> [What needs to be done]:
Pick every line from the data that holds the word "Verfügung".
========
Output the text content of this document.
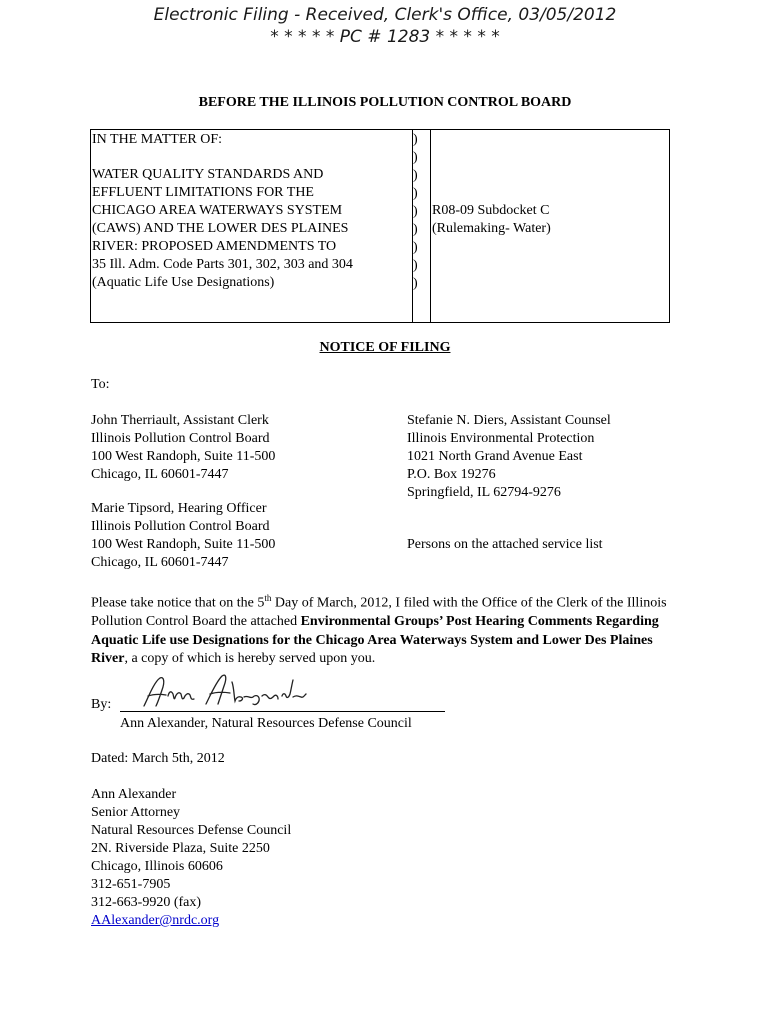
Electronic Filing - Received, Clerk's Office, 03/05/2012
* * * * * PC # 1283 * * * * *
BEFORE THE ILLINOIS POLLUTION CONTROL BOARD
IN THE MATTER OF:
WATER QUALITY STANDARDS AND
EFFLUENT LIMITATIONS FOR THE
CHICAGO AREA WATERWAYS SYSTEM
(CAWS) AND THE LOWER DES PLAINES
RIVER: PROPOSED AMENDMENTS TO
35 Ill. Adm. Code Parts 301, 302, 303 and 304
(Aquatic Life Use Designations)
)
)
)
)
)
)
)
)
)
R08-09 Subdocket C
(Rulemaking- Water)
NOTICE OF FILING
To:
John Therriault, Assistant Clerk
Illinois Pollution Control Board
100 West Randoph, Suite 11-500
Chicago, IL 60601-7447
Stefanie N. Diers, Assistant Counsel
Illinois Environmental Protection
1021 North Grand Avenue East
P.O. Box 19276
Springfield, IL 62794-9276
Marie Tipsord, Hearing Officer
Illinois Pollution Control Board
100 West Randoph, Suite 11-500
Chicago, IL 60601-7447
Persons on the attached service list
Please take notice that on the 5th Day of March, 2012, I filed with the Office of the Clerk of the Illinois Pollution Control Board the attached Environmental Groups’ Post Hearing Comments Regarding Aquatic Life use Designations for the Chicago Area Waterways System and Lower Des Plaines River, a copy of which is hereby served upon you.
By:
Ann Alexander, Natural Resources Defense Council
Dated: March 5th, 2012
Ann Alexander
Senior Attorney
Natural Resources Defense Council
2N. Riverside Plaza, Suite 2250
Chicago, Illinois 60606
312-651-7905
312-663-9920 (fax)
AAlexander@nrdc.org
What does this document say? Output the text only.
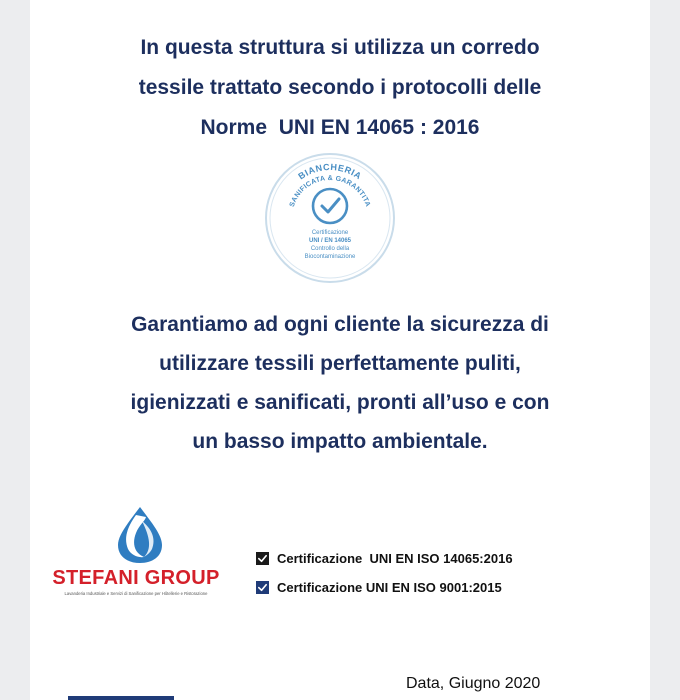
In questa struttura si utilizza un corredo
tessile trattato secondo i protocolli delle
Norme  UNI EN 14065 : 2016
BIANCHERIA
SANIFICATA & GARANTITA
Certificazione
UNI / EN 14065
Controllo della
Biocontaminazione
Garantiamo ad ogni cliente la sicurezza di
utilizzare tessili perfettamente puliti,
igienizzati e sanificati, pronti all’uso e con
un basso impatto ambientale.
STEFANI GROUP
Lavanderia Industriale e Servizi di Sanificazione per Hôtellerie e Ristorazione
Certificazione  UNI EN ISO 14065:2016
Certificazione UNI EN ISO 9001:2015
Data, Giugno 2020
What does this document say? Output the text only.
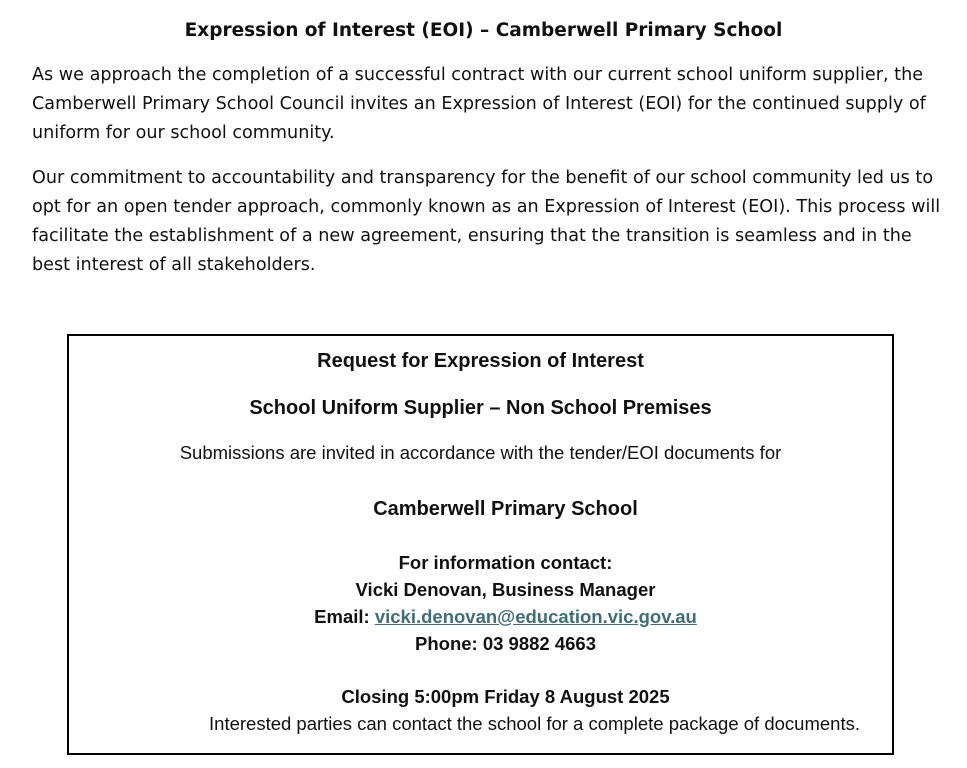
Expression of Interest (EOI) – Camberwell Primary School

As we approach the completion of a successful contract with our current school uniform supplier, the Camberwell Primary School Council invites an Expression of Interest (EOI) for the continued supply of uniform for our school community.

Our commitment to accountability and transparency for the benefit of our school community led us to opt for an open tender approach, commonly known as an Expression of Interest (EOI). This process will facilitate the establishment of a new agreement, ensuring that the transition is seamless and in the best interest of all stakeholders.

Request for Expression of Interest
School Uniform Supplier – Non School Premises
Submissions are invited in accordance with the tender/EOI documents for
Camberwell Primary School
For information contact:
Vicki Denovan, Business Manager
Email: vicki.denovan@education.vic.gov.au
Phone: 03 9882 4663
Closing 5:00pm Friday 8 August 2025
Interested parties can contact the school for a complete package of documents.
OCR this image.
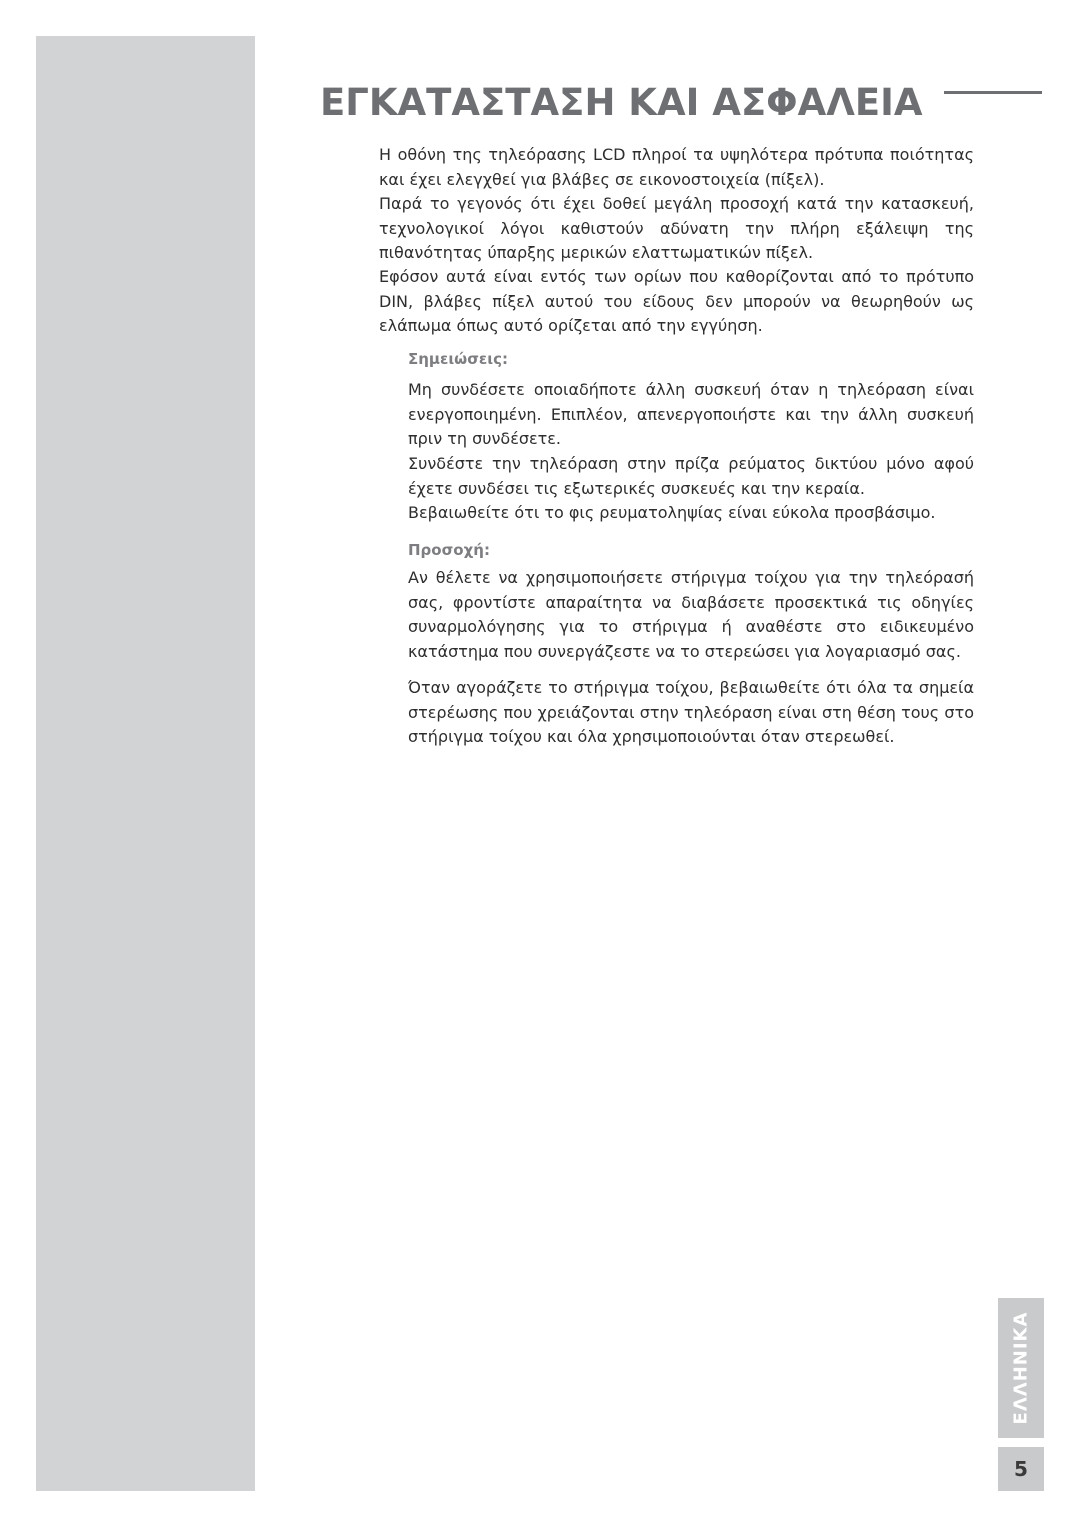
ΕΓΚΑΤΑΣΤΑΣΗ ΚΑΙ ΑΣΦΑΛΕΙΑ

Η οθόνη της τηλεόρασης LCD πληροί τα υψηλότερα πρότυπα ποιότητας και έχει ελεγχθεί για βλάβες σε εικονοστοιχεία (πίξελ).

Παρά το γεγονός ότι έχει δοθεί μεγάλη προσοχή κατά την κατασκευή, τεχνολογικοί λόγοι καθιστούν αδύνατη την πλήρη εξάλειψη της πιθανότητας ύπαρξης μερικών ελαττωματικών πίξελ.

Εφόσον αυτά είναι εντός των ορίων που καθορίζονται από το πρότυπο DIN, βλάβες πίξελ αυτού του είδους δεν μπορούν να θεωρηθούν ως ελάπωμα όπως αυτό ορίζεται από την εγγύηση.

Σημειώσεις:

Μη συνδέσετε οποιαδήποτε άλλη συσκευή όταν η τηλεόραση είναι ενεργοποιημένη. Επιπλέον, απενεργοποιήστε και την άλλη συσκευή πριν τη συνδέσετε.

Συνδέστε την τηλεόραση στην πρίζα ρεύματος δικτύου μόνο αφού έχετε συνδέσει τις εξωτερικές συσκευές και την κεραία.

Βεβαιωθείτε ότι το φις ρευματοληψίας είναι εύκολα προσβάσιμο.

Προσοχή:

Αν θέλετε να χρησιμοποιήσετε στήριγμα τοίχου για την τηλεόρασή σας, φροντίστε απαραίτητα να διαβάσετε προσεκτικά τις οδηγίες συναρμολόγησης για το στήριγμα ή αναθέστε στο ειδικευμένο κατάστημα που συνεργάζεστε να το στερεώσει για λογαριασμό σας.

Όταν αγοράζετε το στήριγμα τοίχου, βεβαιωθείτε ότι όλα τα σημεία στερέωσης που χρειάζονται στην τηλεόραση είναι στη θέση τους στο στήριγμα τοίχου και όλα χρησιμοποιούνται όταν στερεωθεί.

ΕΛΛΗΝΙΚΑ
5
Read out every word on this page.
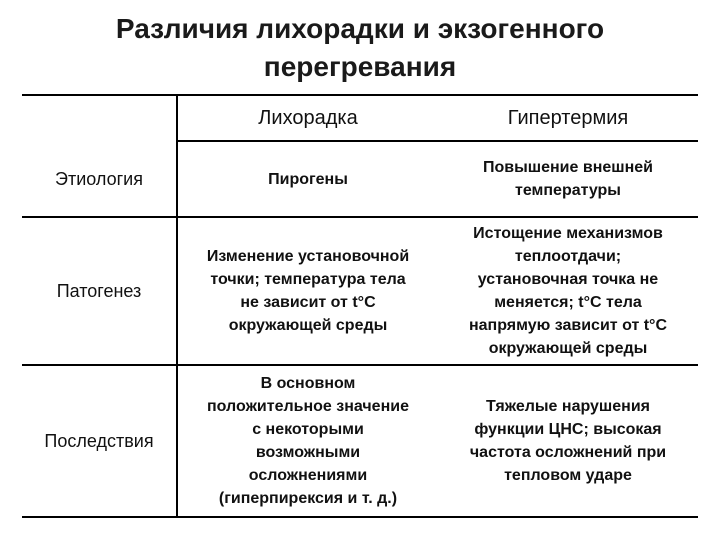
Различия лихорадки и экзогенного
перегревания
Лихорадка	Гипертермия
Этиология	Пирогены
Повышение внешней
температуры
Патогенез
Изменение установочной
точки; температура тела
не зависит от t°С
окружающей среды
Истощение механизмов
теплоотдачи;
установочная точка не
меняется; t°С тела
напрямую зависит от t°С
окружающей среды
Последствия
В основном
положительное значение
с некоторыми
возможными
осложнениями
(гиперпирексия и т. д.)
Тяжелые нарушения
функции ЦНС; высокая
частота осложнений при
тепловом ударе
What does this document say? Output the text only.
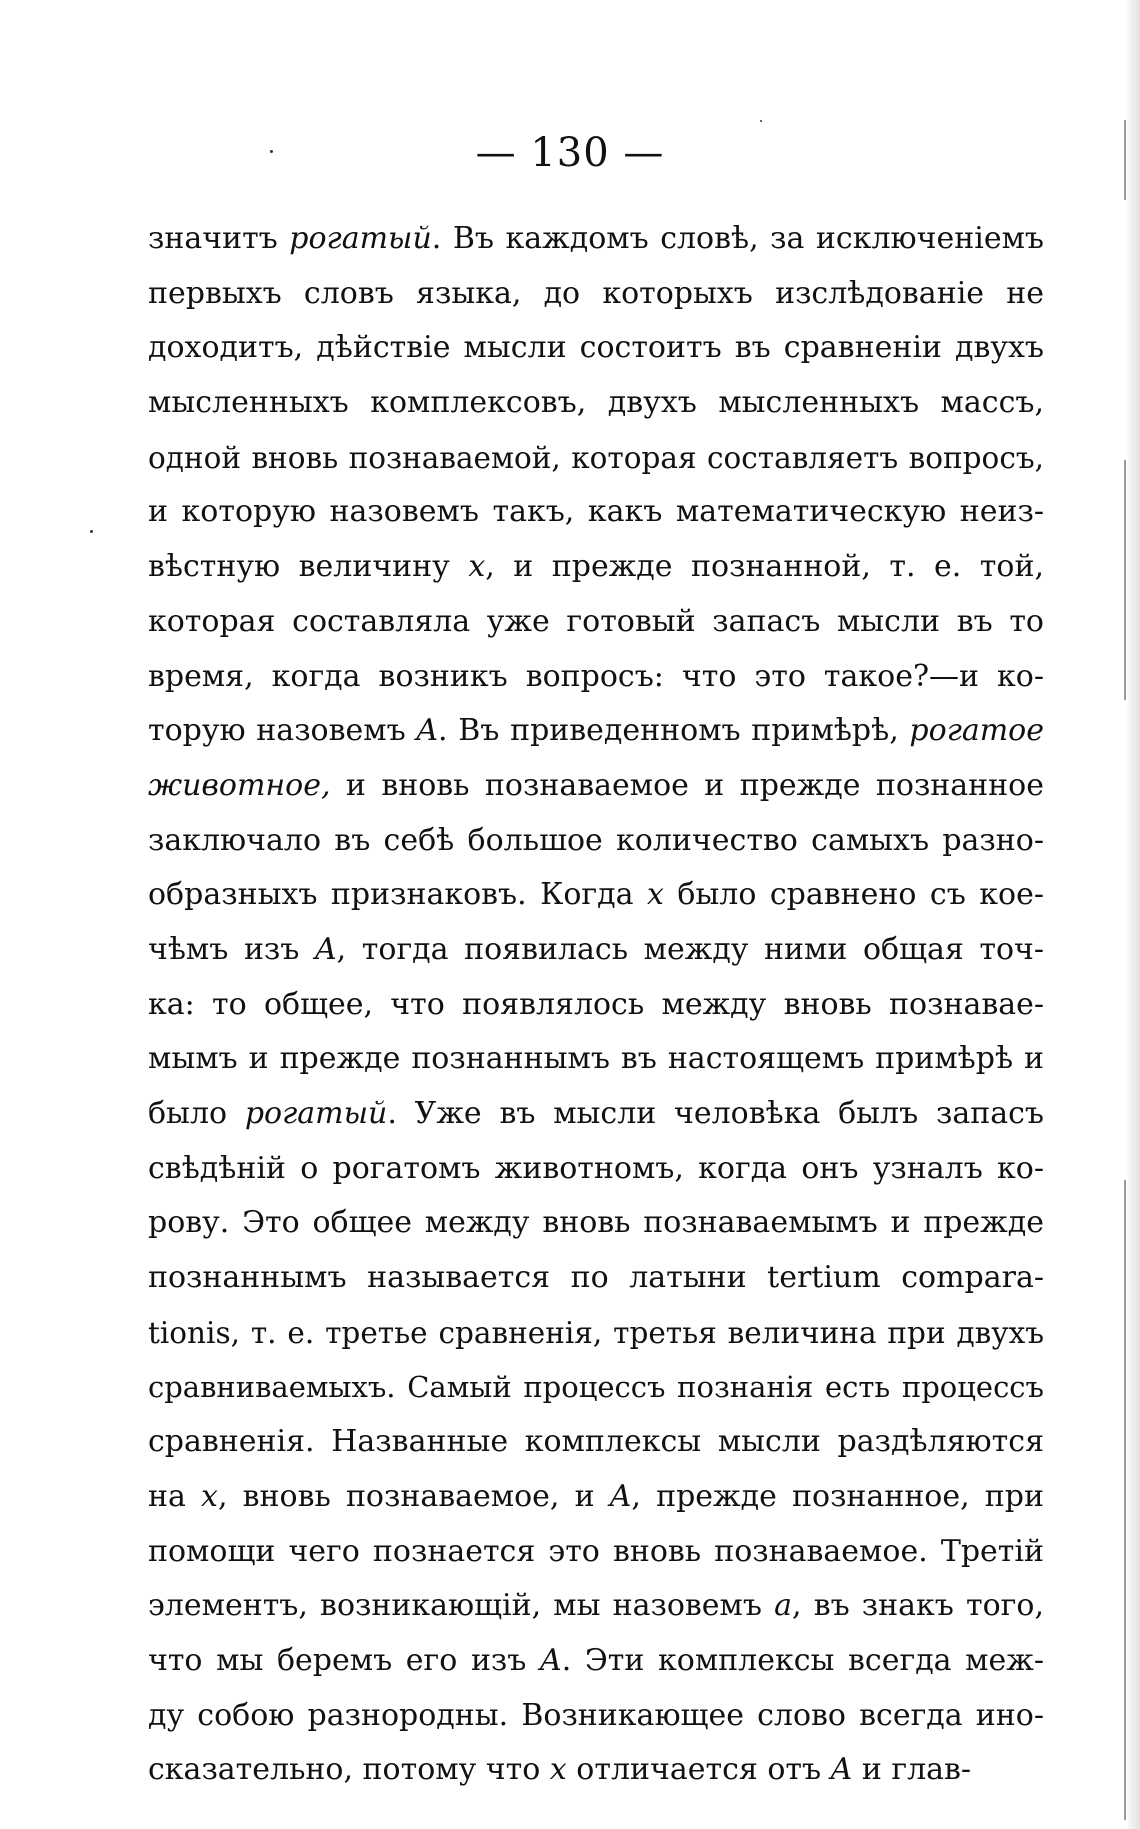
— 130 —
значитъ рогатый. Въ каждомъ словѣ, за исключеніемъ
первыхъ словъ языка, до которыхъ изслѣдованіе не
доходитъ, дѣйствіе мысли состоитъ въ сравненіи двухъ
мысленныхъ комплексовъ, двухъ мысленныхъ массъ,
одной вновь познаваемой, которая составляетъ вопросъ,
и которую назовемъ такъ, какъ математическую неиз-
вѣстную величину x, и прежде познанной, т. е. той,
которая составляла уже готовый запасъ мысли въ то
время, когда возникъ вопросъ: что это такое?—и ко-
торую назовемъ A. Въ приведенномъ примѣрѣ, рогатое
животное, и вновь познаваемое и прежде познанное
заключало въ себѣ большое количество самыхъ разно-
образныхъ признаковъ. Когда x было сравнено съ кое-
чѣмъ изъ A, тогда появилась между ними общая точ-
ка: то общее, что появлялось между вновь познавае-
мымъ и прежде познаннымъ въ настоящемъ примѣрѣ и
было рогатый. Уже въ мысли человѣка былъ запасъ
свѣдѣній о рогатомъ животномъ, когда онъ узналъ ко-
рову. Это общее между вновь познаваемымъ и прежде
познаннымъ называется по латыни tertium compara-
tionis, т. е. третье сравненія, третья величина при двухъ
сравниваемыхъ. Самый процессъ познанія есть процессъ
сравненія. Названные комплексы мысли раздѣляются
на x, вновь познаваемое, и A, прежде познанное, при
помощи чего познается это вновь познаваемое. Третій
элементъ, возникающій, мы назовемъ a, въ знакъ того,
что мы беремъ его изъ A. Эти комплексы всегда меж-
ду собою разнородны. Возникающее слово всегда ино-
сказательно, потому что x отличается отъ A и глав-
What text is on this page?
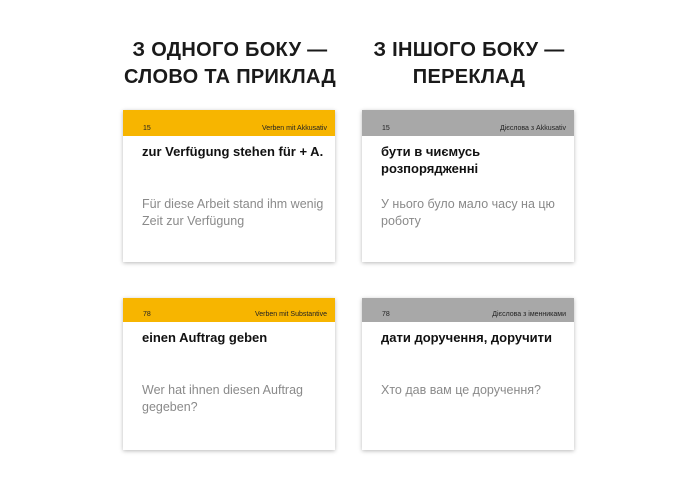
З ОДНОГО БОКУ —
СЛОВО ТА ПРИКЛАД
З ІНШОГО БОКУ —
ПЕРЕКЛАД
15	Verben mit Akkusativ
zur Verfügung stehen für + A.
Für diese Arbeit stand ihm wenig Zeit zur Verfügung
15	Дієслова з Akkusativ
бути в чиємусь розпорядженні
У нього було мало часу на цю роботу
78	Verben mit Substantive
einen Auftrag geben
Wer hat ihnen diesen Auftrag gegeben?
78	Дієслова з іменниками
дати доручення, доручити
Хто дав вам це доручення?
========
> [Solution for this task]:
zur Verfügung stehen für + A.
Für diese Arbeit stand ihm wenig Zeit zur Verfügung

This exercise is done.